STATED PROBLEM:
Each entry below is to be printed verbatim.

DATA IN THIS EXERCISE:
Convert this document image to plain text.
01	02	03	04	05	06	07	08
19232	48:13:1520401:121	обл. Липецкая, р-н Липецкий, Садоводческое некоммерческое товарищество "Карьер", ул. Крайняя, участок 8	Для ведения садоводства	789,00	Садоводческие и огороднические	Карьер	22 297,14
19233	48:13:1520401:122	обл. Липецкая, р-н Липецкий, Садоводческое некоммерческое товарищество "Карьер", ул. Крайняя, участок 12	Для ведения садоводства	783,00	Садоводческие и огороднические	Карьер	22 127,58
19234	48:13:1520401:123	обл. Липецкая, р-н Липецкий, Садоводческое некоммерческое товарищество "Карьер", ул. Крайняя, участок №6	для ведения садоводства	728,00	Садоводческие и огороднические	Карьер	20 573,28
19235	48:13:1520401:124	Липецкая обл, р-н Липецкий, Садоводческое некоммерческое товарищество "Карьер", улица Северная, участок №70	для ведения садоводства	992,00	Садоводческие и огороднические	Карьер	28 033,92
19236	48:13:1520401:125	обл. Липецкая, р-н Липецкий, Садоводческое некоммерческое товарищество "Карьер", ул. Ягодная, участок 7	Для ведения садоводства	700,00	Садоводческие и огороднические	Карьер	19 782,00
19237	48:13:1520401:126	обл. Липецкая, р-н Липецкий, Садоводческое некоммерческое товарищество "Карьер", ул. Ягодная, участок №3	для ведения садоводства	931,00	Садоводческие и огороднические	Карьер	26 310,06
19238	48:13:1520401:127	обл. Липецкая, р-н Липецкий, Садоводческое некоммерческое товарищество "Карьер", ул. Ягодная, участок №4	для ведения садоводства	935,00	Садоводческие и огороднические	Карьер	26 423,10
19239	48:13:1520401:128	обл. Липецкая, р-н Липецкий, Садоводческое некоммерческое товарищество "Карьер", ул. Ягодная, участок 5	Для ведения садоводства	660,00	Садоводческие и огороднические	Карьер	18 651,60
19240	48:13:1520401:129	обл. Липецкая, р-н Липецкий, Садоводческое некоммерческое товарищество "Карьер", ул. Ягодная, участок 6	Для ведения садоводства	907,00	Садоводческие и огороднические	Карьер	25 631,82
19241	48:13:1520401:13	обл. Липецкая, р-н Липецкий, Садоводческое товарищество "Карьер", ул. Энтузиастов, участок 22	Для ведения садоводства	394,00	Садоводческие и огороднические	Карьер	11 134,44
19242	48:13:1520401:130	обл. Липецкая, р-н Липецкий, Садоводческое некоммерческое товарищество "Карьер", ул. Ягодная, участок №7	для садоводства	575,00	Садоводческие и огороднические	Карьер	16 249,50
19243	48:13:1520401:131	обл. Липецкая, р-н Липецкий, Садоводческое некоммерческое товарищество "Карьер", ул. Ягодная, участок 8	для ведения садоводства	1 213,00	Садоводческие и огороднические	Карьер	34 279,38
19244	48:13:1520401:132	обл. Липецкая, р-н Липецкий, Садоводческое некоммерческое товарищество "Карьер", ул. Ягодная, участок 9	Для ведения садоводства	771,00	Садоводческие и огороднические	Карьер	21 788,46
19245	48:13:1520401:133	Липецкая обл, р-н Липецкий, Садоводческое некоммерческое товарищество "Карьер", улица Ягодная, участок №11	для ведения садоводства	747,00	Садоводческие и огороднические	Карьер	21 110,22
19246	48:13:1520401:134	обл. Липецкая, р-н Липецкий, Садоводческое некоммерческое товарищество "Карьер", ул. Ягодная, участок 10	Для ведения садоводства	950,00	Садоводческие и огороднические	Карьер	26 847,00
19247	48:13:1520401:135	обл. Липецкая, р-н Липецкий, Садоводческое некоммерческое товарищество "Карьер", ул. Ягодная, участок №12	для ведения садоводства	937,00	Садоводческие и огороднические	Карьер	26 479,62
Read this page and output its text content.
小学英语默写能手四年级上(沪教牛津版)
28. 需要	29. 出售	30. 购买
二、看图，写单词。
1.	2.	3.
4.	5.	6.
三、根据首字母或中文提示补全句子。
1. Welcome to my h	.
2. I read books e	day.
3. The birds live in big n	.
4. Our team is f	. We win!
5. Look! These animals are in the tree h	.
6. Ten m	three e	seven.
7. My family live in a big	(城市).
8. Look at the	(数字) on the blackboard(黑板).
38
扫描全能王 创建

COMPLETE RESPONSE:
Convert this document image to plain text.
01	02	03	04	05	06	07	08
19232	48:13:1520401:121	обл. Липецкая, р-н Липецкий, Садоводческое некоммерческое товарищество "Карьер", ул. Крайняя, участок 8	Для ведения садоводства	789,00	Садоводческие и огороднические	Карьер	22 297,14
19233	48:13:1520401:122	обл. Липецкая, р-н Липецкий, Садоводческое некоммерческое товарищество "Карьер", ул. Крайняя, участок 12	Для ведения садоводства	783,00	Садоводческие и огороднические	Карьер	22 127,58
19234	48:13:1520401:123	обл. Липецкая, р-н Липецкий, Садоводческое некоммерческое товарищество "Карьер", ул. Крайняя, участок №6	для ведения садоводства	728,00	Садоводческие и огороднические	Карьер	20 573,28
19235	48:13:1520401:124	Липецкая обл, р-н Липецкий, Садоводческое некоммерческое товарищество "Карьер", улица Северная, участок №70	для ведения садоводства	992,00	Садоводческие и огороднические	Карьер	28 033,92
19236	48:13:1520401:125	обл. Липецкая, р-н Липецкий, Садоводческое некоммерческое товарищество "Карьер", ул. Ягодная, участок 7	Для ведения садоводства	700,00	Садоводческие и огороднические	Карьер	19 782,00
19237	48:13:1520401:126	обл. Липецкая, р-н Липецкий, Садоводческое некоммерческое товарищество "Карьер", ул. Ягодная, участок №3	для ведения садоводства	931,00	Садоводческие и огороднические	Карьер	26 310,06
19238	48:13:1520401:127	обл. Липецкая, р-н Липецкий, Садоводческое некоммерческое товарищество "Карьер", ул. Ягодная, участок №4	для ведения садоводства	935,00	Садоводческие и огороднические	Карьер	26 423,10
19239	48:13:1520401:128	обл. Липецкая, р-н Липецкий, Садоводческое некоммерческое товарищество "Карьер", ул. Ягодная, участок 5	Для ведения садоводства	660,00	Садоводческие и огороднические	Карьер	18 651,60
19240	48:13:1520401:129	обл. Липецкая, р-н Липецкий, Садоводческое некоммерческое товарищество "Карьер", ул. Ягодная, участок 6	Для ведения садоводства	907,00	Садоводческие и огороднические	Карьер	25 631,82
19241	48:13:1520401:13	обл. Липецкая, р-н Липецкий, Садоводческое товарищество "Карьер", ул. Энтузиастов, участок 22	Для ведения садоводства	394,00	Садоводческие и огороднические	Карьер	11 134,44
19242	48:13:1520401:130	обл. Липецкая, р-н Липецкий, Садоводческое некоммерческое товарищество "Карьер", ул. Ягодная, участок №7	для садоводства	575,00	Садоводческие и огороднические	Карьер	16 249,50
19243	48:13:1520401:131	обл. Липецкая, р-н Липецкий, Садоводческое некоммерческое товарищество "Карьер", ул. Ягодная, участок 8	для ведения садоводства	1 213,00	Садоводческие и огороднические	Карьер	34 279,38
19244	48:13:1520401:132	обл. Липецкая, р-н Липецкий, Садоводческое некоммерческое товарищество "Карьер", ул. Ягодная, участок 9	Для ведения садоводства	771,00	Садоводческие и огороднические	Карьер	21 788,46
19245	48:13:1520401:133	Липецкая обл, р-н Липецкий, Садоводческое некоммерческое товарищество "Карьер", улица Ягодная, участок №11	для ведения садоводства	747,00	Садоводческие и огороднические	Карьер	21 110,22
19246	48:13:1520401:134	обл. Липецкая, р-н Липецкий, Садоводческое некоммерческое товарищество "Карьер", ул. Ягодная, участок 10	Для ведения садоводства	950,00	Садоводческие и огороднические	Карьер	26 847,00
19247	48:13:1520401:135	обл. Липецкая, р-н Липецкий, Садоводческое некоммерческое товарищество "Карьер", ул. Ягодная, участок №12	для ведения садоводства	937,00	Садоводческие и огороднические	Карьер	26 479,62
Read this page and output its text content.
小学英语默写能手四年级上(沪教牛津版)
28. 需要	29. 出售	30. 购买
二、看图，写单词。
1.	2.	3.
4.	5.	6.
三、根据首字母或中文提示补全句子。
1. Welcome to my h	.
2. I read books e	day.
3. The birds live in big n	.
4. Our team is f	. We win!
5. Look! These animals are in the tree h	.
6. Ten m	three e	seven.
7. My family live in a big	(城市).
8. Look at the	(数字) on the blackboard(黑板).
38
扫描全能王 创建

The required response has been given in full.